▶ **WHAT IS NEEDED**: Retype each of the following items exactly, line for line, omitting the pictures.

▶ **DATASET RECORDS**:
━━━━━━━━━━━━━━━━
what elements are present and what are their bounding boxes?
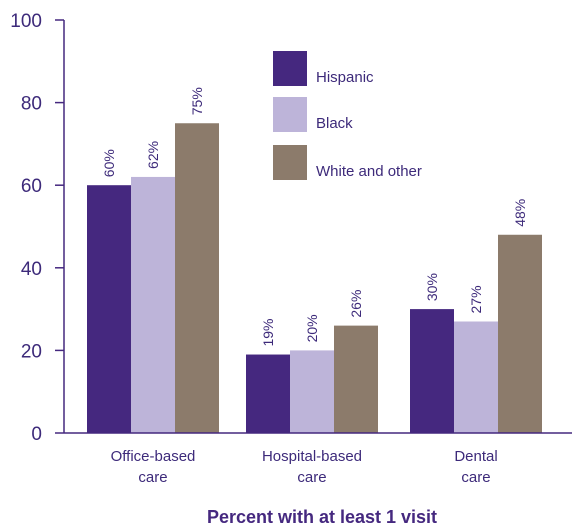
legend-label: Black xyxy=(316,115,353,132)
y-tick-label: 0 xyxy=(31,424,42,445)
data-label: 19% xyxy=(260,318,276,346)
legend-swatch xyxy=(273,97,307,132)
data-label: 20% xyxy=(304,314,320,342)
x-tick-label: Hospital-based care xyxy=(262,448,362,486)
legend-swatch xyxy=(273,51,307,86)
bar-hispanic xyxy=(87,185,131,433)
data-label: 75% xyxy=(189,87,205,115)
bar-black xyxy=(131,176,175,433)
data-label: 26% xyxy=(348,290,364,318)
data-label: 27% xyxy=(468,285,484,313)
x-axis-title: Percent with at least 1 visit xyxy=(207,507,437,525)
data-label: 60% xyxy=(101,149,117,177)
bar-white-and-other xyxy=(334,325,378,433)
data-label: 48% xyxy=(512,199,528,227)
bar-hispanic xyxy=(410,309,454,433)
bars xyxy=(87,123,542,433)
data-label: 62% xyxy=(145,141,161,169)
y-tick-label: 40 xyxy=(21,259,42,280)
x-axis: Office-based care Hospital-based care Dental… xyxy=(64,432,572,486)
bar-black xyxy=(454,321,498,433)
y-tick-label: 80 xyxy=(21,94,42,115)
bar-white-and-other xyxy=(175,123,219,433)
y-axis: 0 20 40 60 80 100 xyxy=(10,11,65,445)
legend-label: Hispanic xyxy=(316,69,374,86)
bar-hispanic xyxy=(246,354,290,433)
y-tick-label: 100 xyxy=(10,11,42,32)
data-label: 30% xyxy=(424,273,440,301)
legend-label: White and other xyxy=(316,163,422,180)
legend: Hispanic Black White and other xyxy=(273,51,422,180)
bar-black xyxy=(290,350,334,433)
legend-swatch xyxy=(273,145,307,180)
data-labels: 60% 62% 75% 19% 20% 26% 30% 27% 48% xyxy=(101,87,528,346)
bar-white-and-other xyxy=(498,234,542,433)
y-tick-label: 60 xyxy=(21,176,42,197)
x-tick-label: Dental care xyxy=(454,448,497,486)
x-tick-label: Office-based care xyxy=(111,448,196,486)
y-tick-label: 20 xyxy=(21,341,42,362)
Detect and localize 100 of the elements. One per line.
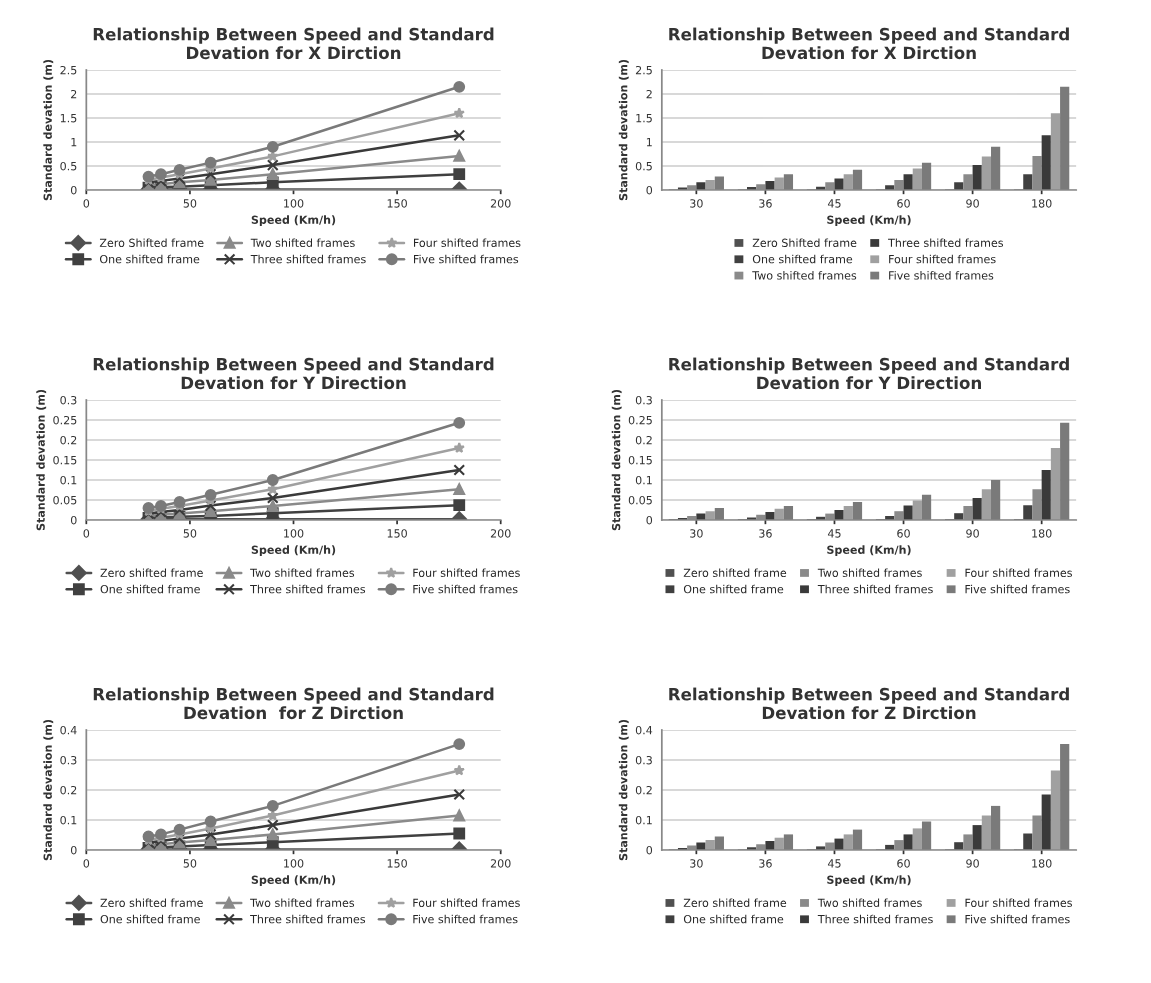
━━━━━━━━━━━━━━━━
▶ **EXERCISE ANSWER**:
what elements are present and what are their bounding boxes?
legend-label: Black xyxy=(316,115,353,132)
y-tick-label: 0 xyxy=(31,424,42,445)
data-label: 19% xyxy=(260,318,276,346)
legend-swatch xyxy=(273,97,307,132)
data-label: 20% xyxy=(304,314,320,342)
x-tick-label: Hospital-based care xyxy=(262,448,362,486)
legend-swatch xyxy=(273,51,307,86)
bar-hispanic xyxy=(87,185,131,433)
data-label: 75% xyxy=(189,87,205,115)
bar-black xyxy=(131,176,175,433)
data-label: 26% xyxy=(348,290,364,318)
data-label: 27% xyxy=(468,285,484,313)
x-axis-title: Percent with at least 1 visit xyxy=(207,507,437,525)
data-label: 60% xyxy=(101,149,117,177)
bar-white-and-other xyxy=(334,325,378,433)
data-label: 48% xyxy=(512,199,528,227)
bar-hispanic xyxy=(410,309,454,433)
bars xyxy=(87,123,542,433)
data-label: 62% xyxy=(145,141,161,169)
y-tick-label: 40 xyxy=(21,259,42,280)
x-axis: Office-based care Hospital-based care Dental… xyxy=(64,432,572,486)
bar-black xyxy=(454,321,498,433)
y-tick-label: 80 xyxy=(21,94,42,115)
bar-white-and-other xyxy=(175,123,219,433)
y-axis: 0 20 40 60 80 100 xyxy=(10,11,65,445)
legend-label: Hispanic xyxy=(316,69,374,86)
bar-hispanic xyxy=(246,354,290,433)
y-tick-label: 100 xyxy=(10,11,42,32)
data-label: 30% xyxy=(424,273,440,301)
legend-label: White and other xyxy=(316,163,422,180)
legend: Hispanic Black White and other xyxy=(273,51,422,180)
bar-black xyxy=(290,350,334,433)
legend-swatch xyxy=(273,145,307,180)
data-labels: 60% 62% 75% 19% 20% 26% 30% 27% 48% xyxy=(101,87,528,346)
bar-white-and-other xyxy=(498,234,542,433)
y-tick-label: 60 xyxy=(21,176,42,197)
x-tick-label: Dental care xyxy=(454,448,497,486)
x-tick-label: Office-based care xyxy=(111,448,196,486)
y-tick-label: 20 xyxy=(21,341,42,362)
Detect and localize 100 of the elements. One per line.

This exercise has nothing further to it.